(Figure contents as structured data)
########

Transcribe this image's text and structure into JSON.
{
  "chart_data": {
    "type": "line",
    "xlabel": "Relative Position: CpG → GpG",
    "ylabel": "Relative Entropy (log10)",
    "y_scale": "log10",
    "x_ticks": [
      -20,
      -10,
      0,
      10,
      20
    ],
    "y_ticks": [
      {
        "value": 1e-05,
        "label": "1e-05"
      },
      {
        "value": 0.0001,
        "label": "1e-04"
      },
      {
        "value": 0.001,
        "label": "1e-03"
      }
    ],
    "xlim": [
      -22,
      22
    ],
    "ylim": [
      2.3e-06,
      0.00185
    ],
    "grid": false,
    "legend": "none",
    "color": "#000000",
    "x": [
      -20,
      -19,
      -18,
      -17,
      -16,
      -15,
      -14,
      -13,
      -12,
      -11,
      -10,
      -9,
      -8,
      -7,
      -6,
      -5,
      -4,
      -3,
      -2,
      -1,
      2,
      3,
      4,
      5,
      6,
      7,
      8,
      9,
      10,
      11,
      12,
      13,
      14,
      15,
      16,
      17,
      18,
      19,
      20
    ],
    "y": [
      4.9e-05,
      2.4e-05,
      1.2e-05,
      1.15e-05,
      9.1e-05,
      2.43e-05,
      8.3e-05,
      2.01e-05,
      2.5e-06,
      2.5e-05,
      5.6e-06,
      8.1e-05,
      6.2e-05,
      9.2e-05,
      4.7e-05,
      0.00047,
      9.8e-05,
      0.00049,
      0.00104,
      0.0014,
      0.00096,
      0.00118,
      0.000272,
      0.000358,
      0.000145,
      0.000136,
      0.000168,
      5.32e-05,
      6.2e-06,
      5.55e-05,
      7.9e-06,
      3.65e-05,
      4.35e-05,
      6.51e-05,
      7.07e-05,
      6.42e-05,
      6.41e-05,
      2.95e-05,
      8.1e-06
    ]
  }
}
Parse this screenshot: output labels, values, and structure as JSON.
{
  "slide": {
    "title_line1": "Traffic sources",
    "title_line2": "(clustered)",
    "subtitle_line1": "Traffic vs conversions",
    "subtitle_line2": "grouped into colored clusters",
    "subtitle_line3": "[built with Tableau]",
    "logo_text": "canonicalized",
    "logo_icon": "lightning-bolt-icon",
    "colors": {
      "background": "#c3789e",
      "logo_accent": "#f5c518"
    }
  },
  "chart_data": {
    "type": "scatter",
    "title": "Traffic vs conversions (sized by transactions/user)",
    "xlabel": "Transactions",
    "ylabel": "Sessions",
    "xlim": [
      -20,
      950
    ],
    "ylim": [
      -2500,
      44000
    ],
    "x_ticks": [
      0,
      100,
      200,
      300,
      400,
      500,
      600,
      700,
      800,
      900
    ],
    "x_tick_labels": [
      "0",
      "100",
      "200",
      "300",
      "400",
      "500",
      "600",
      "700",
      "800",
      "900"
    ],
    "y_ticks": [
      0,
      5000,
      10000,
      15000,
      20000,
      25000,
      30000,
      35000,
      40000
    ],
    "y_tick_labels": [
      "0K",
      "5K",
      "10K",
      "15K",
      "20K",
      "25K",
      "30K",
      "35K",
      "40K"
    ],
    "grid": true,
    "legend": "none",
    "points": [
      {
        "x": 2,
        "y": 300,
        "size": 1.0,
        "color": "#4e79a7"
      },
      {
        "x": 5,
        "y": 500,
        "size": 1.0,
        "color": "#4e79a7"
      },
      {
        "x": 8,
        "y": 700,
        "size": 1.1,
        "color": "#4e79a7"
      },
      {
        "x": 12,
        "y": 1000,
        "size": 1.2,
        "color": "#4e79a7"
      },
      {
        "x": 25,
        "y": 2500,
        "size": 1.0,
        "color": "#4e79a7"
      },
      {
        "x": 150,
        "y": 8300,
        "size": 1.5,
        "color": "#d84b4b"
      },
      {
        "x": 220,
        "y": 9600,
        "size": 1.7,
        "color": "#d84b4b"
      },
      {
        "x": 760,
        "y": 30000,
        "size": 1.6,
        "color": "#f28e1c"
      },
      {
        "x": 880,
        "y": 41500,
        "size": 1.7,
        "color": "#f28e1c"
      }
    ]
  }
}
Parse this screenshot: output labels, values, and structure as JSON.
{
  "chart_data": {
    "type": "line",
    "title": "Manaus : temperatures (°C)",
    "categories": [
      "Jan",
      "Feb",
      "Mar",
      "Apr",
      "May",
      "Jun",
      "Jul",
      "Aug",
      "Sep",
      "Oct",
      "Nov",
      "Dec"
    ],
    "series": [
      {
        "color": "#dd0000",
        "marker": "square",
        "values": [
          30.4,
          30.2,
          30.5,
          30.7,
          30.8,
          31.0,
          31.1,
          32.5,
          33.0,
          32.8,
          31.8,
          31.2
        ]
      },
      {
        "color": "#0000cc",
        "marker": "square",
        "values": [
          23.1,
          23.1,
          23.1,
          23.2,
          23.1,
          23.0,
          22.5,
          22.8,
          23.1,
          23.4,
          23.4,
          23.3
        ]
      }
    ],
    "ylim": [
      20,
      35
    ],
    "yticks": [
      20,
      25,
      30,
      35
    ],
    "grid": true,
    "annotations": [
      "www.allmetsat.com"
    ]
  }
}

########

INSTRUCTIONS TO FOLLOW:
Output all preceding records character for character.

TASK RESULT:
Transcribe this image's text and structure into JSON.
{
  "chart_data": {
    "type": "line",
    "xlabel": "Relative Position: CpG → GpG",
    "ylabel": "Relative Entropy (log10)",
    "y_scale": "log10",
    "x_ticks": [
      -20,
      -10,
      0,
      10,
      20
    ],
    "y_ticks": [
      {
        "value": 1e-05,
        "label": "1e-05"
      },
      {
        "value": 0.0001,
        "label": "1e-04"
      },
      {
        "value": 0.001,
        "label": "1e-03"
      }
    ],
    "xlim": [
      -22,
      22
    ],
    "ylim": [
      2.3e-06,
      0.00185
    ],
    "grid": false,
    "legend": "none",
    "color": "#000000",
    "x": [
      -20,
      -19,
      -18,
      -17,
      -16,
      -15,
      -14,
      -13,
      -12,
      -11,
      -10,
      -9,
      -8,
      -7,
      -6,
      -5,
      -4,
      -3,
      -2,
      -1,
      2,
      3,
      4,
      5,
      6,
      7,
      8,
      9,
      10,
      11,
      12,
      13,
      14,
      15,
      16,
      17,
      18,
      19,
      20
    ],
    "y": [
      4.9e-05,
      2.4e-05,
      1.2e-05,
      1.15e-05,
      9.1e-05,
      2.43e-05,
      8.3e-05,
      2.01e-05,
      2.5e-06,
      2.5e-05,
      5.6e-06,
      8.1e-05,
      6.2e-05,
      9.2e-05,
      4.7e-05,
      0.00047,
      9.8e-05,
      0.00049,
      0.00104,
      0.0014,
      0.00096,
      0.00118,
      0.000272,
      0.000358,
      0.000145,
      0.000136,
      0.000168,
      5.32e-05,
      6.2e-06,
      5.55e-05,
      7.9e-06,
      3.65e-05,
      4.35e-05,
      6.51e-05,
      7.07e-05,
      6.42e-05,
      6.41e-05,
      2.95e-05,
      8.1e-06
    ]
  }
}
Parse this screenshot: output labels, values, and structure as JSON.
{
  "slide": {
    "title_line1": "Traffic sources",
    "title_line2": "(clustered)",
    "subtitle_line1": "Traffic vs conversions",
    "subtitle_line2": "grouped into colored clusters",
    "subtitle_line3": "[built with Tableau]",
    "logo_text": "canonicalized",
    "logo_icon": "lightning-bolt-icon",
    "colors": {
      "background": "#c3789e",
      "logo_accent": "#f5c518"
    }
  },
  "chart_data": {
    "type": "scatter",
    "title": "Traffic vs conversions (sized by transactions/user)",
    "xlabel": "Transactions",
    "ylabel": "Sessions",
    "xlim": [
      -20,
      950
    ],
    "ylim": [
      -2500,
      44000
    ],
    "x_ticks": [
      0,
      100,
      200,
      300,
      400,
      500,
      600,
      700,
      800,
      900
    ],
    "x_tick_labels": [
      "0",
      "100",
      "200",
      "300",
      "400",
      "500",
      "600",
      "700",
      "800",
      "900"
    ],
    "y_ticks": [
      0,
      5000,
      10000,
      15000,
      20000,
      25000,
      30000,
      35000,
      40000
    ],
    "y_tick_labels": [
      "0K",
      "5K",
      "10K",
      "15K",
      "20K",
      "25K",
      "30K",
      "35K",
      "40K"
    ],
    "grid": true,
    "legend": "none",
    "points": [
      {
        "x": 2,
        "y": 300,
        "size": 1.0,
        "color": "#4e79a7"
      },
      {
        "x": 5,
        "y": 500,
        "size": 1.0,
        "color": "#4e79a7"
      },
      {
        "x": 8,
        "y": 700,
        "size": 1.1,
        "color": "#4e79a7"
      },
      {
        "x": 12,
        "y": 1000,
        "size": 1.2,
        "color": "#4e79a7"
      },
      {
        "x": 25,
        "y": 2500,
        "size": 1.0,
        "color": "#4e79a7"
      },
      {
        "x": 150,
        "y": 8300,
        "size": 1.5,
        "color": "#d84b4b"
      },
      {
        "x": 220,
        "y": 9600,
        "size": 1.7,
        "color": "#d84b4b"
      },
      {
        "x": 760,
        "y": 30000,
        "size": 1.6,
        "color": "#f28e1c"
      },
      {
        "x": 880,
        "y": 41500,
        "size": 1.7,
        "color": "#f28e1c"
      }
    ]
  }
}
Parse this screenshot: output labels, values, and structure as JSON.
{
  "chart_data": {
    "type": "line",
    "title": "Manaus : temperatures (°C)",
    "categories": [
      "Jan",
      "Feb",
      "Mar",
      "Apr",
      "May",
      "Jun",
      "Jul",
      "Aug",
      "Sep",
      "Oct",
      "Nov",
      "Dec"
    ],
    "series": [
      {
        "color": "#dd0000",
        "marker": "square",
        "values": [
          30.4,
          30.2,
          30.5,
          30.7,
          30.8,
          31.0,
          31.1,
          32.5,
          33.0,
          32.8,
          31.8,
          31.2
        ]
      },
      {
        "color": "#0000cc",
        "marker": "square",
        "values": [
          23.1,
          23.1,
          23.1,
          23.2,
          23.1,
          23.0,
          22.5,
          22.8,
          23.1,
          23.4,
          23.4,
          23.3
        ]
      }
    ],
    "ylim": [
      20,
      35
    ],
    "yticks": [
      20,
      25,
      30,
      35
    ],
    "grid": true,
    "annotations": [
      "www.allmetsat.com"
    ]
  }
}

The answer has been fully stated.